Some records
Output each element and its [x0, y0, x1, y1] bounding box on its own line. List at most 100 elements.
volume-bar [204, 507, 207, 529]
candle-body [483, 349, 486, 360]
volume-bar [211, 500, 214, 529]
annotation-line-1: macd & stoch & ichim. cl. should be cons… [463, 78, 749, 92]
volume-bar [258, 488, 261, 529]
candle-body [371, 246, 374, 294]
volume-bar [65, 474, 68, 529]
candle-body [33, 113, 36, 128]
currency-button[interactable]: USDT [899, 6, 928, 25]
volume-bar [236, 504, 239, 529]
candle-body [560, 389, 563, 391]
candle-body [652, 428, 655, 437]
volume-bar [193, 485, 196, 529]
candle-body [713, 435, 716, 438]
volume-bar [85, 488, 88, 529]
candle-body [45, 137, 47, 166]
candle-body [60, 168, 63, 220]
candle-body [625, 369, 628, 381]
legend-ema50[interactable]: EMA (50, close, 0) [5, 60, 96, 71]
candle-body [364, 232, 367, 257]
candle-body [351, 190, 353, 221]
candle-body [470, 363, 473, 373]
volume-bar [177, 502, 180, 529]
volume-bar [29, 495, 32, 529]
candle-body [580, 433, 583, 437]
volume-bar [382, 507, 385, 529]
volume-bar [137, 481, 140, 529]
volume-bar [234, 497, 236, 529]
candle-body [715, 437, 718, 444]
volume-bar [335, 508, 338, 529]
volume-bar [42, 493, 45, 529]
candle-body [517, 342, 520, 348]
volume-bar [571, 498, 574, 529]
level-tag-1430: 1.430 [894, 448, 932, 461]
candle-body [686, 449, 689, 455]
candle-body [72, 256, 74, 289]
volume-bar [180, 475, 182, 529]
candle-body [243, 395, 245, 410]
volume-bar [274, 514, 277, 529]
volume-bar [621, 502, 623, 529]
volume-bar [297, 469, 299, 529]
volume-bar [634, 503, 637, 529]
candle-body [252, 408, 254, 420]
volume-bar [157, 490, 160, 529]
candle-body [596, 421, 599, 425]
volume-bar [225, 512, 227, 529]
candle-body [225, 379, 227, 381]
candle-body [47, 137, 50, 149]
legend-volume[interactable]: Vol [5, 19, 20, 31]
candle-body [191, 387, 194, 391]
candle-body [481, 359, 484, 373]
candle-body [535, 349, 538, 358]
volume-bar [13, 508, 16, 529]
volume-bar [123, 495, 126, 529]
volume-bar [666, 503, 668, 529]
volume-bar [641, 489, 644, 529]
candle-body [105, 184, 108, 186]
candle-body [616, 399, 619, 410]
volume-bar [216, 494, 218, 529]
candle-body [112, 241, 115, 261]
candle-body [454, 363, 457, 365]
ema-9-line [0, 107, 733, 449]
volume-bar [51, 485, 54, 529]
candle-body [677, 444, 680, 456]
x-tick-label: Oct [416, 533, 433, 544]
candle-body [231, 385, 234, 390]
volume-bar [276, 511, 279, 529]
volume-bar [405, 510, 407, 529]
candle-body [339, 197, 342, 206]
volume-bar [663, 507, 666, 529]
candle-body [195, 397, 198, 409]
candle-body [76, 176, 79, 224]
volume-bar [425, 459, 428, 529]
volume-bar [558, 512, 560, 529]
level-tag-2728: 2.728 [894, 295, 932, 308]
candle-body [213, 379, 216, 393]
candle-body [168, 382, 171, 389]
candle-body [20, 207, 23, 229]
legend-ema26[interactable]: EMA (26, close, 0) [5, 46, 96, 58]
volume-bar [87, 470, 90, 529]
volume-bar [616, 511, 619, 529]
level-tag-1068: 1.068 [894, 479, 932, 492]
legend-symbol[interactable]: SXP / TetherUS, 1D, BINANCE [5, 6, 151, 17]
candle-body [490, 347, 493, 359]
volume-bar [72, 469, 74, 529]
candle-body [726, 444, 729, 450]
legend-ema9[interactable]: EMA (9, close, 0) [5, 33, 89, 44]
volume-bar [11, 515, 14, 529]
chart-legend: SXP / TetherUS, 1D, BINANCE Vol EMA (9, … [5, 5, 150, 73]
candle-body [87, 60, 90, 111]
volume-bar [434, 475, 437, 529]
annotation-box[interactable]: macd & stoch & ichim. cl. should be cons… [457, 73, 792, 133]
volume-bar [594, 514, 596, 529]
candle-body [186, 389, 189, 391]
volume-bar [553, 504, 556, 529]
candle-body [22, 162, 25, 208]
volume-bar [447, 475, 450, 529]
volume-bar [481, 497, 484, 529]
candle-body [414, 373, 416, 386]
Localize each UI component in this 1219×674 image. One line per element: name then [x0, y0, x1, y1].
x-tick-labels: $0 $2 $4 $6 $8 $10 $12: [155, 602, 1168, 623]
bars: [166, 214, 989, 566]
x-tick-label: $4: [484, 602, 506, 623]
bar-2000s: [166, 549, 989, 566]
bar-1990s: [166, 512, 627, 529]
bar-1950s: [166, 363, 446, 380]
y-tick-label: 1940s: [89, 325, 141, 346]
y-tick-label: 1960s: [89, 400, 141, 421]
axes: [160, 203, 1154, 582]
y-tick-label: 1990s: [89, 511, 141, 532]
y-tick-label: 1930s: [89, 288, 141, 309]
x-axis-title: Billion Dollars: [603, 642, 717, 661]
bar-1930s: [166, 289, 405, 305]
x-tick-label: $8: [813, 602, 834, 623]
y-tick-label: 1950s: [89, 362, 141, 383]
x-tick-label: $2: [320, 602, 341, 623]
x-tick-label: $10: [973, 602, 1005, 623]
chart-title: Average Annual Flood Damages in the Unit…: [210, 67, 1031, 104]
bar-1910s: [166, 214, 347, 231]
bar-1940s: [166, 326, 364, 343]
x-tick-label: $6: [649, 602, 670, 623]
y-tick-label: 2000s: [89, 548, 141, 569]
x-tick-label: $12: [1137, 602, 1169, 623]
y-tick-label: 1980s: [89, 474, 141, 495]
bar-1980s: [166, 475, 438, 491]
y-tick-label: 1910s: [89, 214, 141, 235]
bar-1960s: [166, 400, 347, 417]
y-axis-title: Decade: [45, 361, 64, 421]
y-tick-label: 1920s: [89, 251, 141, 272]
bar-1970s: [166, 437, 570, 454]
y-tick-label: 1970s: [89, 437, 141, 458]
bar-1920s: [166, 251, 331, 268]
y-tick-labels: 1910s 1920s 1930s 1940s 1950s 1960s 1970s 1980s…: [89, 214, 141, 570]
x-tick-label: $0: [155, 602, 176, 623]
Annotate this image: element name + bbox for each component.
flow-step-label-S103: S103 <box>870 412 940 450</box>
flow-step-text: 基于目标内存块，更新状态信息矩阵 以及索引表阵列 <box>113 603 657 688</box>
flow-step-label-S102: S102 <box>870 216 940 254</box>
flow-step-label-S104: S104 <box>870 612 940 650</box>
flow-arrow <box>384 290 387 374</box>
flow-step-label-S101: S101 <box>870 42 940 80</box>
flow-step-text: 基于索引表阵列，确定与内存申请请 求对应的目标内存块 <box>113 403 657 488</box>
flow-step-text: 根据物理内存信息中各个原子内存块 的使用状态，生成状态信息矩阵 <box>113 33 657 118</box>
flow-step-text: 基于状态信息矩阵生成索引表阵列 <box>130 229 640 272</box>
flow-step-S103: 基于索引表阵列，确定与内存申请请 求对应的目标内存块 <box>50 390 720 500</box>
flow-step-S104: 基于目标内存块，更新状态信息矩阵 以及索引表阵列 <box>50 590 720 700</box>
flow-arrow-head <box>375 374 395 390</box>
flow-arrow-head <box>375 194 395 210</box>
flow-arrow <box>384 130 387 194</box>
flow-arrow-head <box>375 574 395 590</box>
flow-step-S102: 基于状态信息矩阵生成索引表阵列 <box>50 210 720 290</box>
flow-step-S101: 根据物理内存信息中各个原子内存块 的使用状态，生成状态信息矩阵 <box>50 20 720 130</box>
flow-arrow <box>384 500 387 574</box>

### AIM
Can you reproduce the material verbatim, from its very first line through the line containing "candle-body [454, 363, 457, 365]", with both of those lines included and nothing after it?

### THE REPLY
Output each element and its [x0, y0, x1, y1] bounding box on its own line. List at most 100 elements.
volume-bar [204, 507, 207, 529]
candle-body [483, 349, 486, 360]
volume-bar [211, 500, 214, 529]
annotation-line-1: macd & stoch & ichim. cl. should be cons… [463, 78, 749, 92]
volume-bar [258, 488, 261, 529]
candle-body [371, 246, 374, 294]
volume-bar [65, 474, 68, 529]
candle-body [33, 113, 36, 128]
currency-button[interactable]: USDT [899, 6, 928, 25]
volume-bar [236, 504, 239, 529]
candle-body [560, 389, 563, 391]
candle-body [652, 428, 655, 437]
volume-bar [193, 485, 196, 529]
candle-body [713, 435, 716, 438]
volume-bar [85, 488, 88, 529]
candle-body [45, 137, 47, 166]
candle-body [60, 168, 63, 220]
candle-body [625, 369, 628, 381]
legend-ema50[interactable]: EMA (50, close, 0) [5, 60, 96, 71]
candle-body [364, 232, 367, 257]
candle-body [351, 190, 353, 221]
candle-body [470, 363, 473, 373]
volume-bar [177, 502, 180, 529]
volume-bar [29, 495, 32, 529]
candle-body [580, 433, 583, 437]
volume-bar [382, 507, 385, 529]
volume-bar [137, 481, 140, 529]
volume-bar [234, 497, 236, 529]
candle-body [715, 437, 718, 444]
volume-bar [335, 508, 338, 529]
volume-bar [42, 493, 45, 529]
candle-body [517, 342, 520, 348]
volume-bar [571, 498, 574, 529]
level-tag-1430: 1.430 [894, 448, 932, 461]
candle-body [686, 449, 689, 455]
candle-body [72, 256, 74, 289]
volume-bar [180, 475, 182, 529]
candle-body [243, 395, 245, 410]
volume-bar [274, 514, 277, 529]
volume-bar [621, 502, 623, 529]
volume-bar [297, 469, 299, 529]
volume-bar [634, 503, 637, 529]
candle-body [252, 408, 254, 420]
volume-bar [157, 490, 160, 529]
candle-body [596, 421, 599, 425]
volume-bar [225, 512, 227, 529]
candle-body [225, 379, 227, 381]
candle-body [47, 137, 50, 149]
legend-volume[interactable]: Vol [5, 19, 20, 31]
candle-body [191, 387, 194, 391]
candle-body [481, 359, 484, 373]
candle-body [535, 349, 538, 358]
volume-bar [13, 508, 16, 529]
volume-bar [123, 495, 126, 529]
volume-bar [666, 503, 668, 529]
volume-bar [641, 489, 644, 529]
candle-body [105, 184, 108, 186]
candle-body [616, 399, 619, 410]
volume-bar [216, 494, 218, 529]
candle-body [112, 241, 115, 261]
candle-body [454, 363, 457, 365]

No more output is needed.